## YOUR TASK
Every line containing the word "arrow" needs to be found and copied.

[Records from a data collection]
--- begin ---

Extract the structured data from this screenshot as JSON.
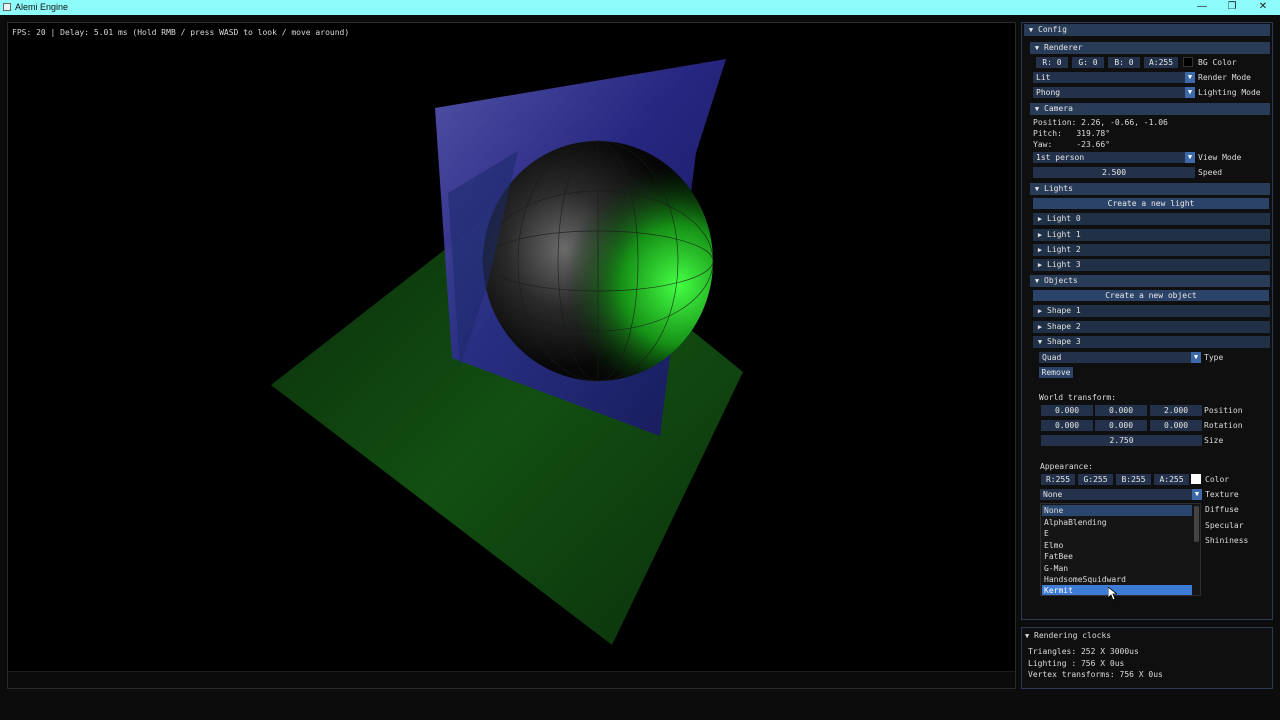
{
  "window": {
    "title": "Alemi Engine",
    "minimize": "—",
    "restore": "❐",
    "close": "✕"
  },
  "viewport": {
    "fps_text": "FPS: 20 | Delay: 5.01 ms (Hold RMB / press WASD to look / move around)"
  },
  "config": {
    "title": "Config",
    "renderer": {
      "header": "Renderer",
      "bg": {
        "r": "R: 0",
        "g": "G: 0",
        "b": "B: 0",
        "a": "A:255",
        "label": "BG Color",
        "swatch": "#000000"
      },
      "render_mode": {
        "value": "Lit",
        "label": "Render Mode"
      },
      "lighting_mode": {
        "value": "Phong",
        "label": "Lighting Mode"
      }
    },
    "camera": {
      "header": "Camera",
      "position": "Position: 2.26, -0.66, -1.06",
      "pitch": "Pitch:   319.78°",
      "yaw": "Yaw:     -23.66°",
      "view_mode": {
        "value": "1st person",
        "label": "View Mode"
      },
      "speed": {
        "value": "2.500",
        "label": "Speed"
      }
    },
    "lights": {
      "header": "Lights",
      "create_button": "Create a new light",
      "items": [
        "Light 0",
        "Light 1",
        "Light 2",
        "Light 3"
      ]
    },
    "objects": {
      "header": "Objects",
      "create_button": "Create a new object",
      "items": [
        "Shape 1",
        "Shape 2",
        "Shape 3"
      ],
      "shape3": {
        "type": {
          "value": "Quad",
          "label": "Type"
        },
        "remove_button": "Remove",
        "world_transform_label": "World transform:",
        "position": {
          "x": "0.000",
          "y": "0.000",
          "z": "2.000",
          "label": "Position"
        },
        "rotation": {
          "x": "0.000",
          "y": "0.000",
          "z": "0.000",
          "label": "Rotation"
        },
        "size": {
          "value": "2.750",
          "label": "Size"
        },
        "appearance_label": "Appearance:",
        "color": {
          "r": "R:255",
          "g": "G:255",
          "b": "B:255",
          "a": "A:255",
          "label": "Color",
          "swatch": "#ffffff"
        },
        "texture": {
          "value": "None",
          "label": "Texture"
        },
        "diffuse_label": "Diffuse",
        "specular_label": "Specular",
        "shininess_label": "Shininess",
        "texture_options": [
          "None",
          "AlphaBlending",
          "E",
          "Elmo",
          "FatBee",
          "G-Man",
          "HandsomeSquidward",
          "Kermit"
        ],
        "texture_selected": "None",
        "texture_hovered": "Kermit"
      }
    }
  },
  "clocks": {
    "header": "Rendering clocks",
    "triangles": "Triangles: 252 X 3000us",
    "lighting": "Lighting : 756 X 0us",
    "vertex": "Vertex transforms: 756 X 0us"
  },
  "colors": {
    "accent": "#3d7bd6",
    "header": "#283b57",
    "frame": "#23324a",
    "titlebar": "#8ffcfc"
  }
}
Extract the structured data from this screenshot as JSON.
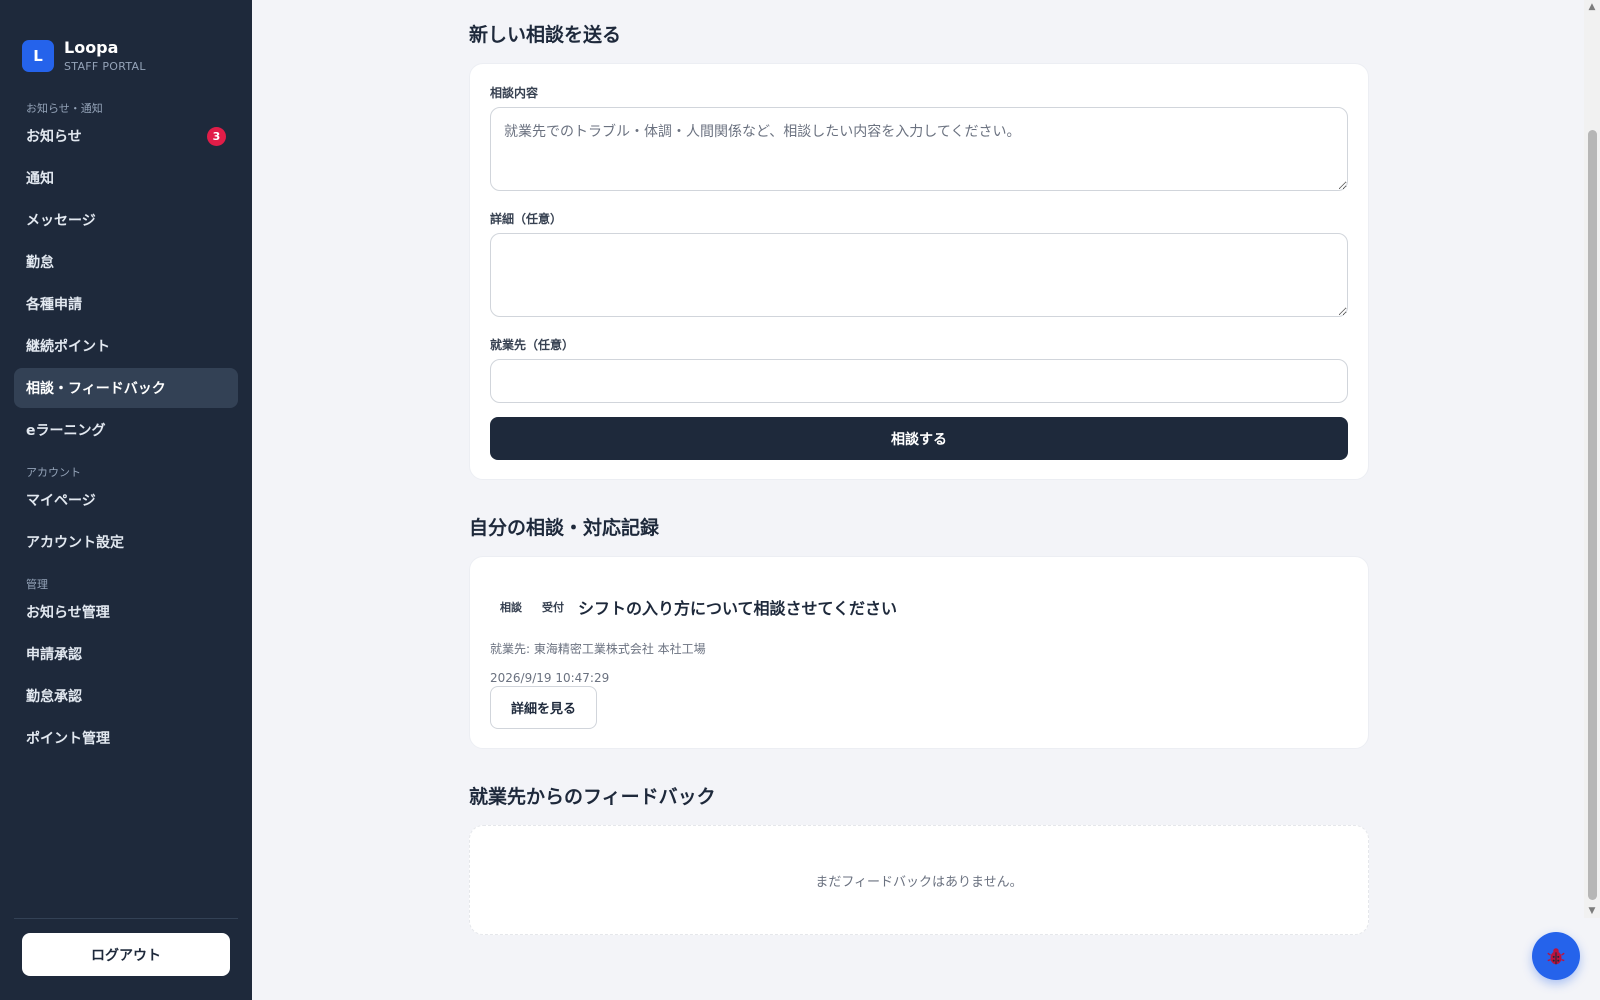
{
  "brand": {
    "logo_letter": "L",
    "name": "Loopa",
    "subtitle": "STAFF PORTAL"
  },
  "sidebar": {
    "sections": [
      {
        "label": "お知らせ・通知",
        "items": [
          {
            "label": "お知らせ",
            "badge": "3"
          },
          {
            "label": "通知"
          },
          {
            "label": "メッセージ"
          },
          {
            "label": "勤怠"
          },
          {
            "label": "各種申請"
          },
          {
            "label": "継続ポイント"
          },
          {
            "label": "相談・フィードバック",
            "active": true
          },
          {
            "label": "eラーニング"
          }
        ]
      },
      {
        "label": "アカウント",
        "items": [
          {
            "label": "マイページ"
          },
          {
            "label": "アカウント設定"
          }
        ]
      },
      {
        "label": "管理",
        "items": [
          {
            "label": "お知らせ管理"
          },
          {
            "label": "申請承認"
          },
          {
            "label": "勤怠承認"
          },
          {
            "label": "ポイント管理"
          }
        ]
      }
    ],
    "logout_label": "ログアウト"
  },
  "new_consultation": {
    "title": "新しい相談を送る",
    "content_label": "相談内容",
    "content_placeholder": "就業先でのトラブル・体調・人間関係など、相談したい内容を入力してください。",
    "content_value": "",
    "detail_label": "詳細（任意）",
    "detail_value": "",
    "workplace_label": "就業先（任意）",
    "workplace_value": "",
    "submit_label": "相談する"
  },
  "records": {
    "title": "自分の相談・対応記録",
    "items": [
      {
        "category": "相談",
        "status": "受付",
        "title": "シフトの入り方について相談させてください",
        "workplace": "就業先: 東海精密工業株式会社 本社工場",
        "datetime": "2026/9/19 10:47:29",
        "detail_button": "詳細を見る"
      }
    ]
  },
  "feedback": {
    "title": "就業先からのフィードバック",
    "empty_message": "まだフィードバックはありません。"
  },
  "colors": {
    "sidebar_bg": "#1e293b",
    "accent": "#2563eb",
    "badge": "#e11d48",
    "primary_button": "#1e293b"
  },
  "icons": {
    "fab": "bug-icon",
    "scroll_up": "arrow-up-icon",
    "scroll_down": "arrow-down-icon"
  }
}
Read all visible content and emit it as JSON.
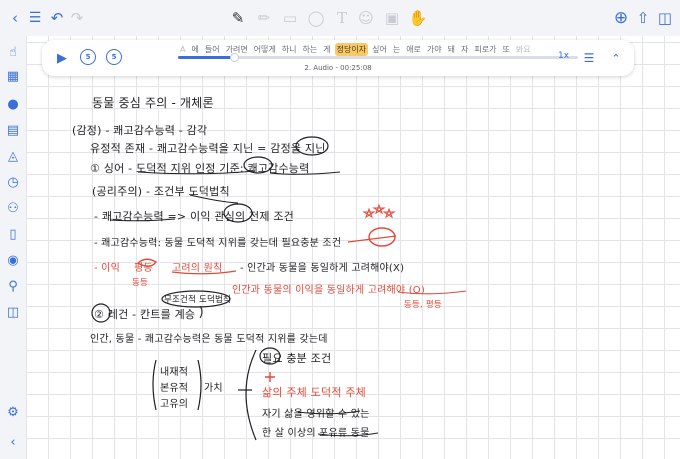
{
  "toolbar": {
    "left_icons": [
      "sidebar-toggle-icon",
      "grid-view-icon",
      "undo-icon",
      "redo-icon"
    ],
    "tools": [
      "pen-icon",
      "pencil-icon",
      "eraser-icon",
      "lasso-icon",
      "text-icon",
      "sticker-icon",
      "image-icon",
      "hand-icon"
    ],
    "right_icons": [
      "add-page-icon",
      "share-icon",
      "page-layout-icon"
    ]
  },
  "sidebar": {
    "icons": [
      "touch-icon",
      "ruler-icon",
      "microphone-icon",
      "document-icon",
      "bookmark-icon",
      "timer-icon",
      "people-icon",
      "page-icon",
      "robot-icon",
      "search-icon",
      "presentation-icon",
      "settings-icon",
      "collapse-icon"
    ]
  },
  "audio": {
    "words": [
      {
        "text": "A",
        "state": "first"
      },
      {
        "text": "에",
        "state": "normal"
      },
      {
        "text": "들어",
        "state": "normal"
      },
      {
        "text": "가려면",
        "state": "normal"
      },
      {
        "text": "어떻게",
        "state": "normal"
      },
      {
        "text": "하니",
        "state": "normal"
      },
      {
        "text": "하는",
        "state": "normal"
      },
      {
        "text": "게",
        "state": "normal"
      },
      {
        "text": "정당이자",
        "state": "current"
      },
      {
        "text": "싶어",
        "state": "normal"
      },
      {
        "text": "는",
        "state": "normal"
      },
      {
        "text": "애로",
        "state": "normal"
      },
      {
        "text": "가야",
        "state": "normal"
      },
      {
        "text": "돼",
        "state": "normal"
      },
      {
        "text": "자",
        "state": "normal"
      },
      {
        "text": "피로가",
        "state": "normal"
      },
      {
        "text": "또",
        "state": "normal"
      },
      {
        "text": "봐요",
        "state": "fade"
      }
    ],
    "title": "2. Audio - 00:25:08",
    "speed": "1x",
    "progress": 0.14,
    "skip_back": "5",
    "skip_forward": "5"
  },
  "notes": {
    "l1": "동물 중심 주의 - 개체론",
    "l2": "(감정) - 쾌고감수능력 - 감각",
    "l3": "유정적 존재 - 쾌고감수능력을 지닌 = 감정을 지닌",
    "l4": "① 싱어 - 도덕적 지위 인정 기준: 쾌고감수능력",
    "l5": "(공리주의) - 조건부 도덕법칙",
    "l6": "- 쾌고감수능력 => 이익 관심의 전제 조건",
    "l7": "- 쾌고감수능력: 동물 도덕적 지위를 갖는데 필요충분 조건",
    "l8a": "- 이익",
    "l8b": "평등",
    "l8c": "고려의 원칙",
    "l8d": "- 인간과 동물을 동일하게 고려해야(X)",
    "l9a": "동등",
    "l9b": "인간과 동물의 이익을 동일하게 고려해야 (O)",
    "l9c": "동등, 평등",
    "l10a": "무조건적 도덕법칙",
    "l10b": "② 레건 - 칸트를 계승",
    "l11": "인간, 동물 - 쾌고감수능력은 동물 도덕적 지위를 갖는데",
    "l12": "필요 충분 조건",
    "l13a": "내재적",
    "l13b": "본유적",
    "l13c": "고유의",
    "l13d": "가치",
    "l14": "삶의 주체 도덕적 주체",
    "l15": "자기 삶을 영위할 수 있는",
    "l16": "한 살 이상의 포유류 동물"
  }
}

--- end ---

## FULL OUTPUT
    "scroll_up": "arrow-up-icon",
    "scroll_down": "arrow-down-icon"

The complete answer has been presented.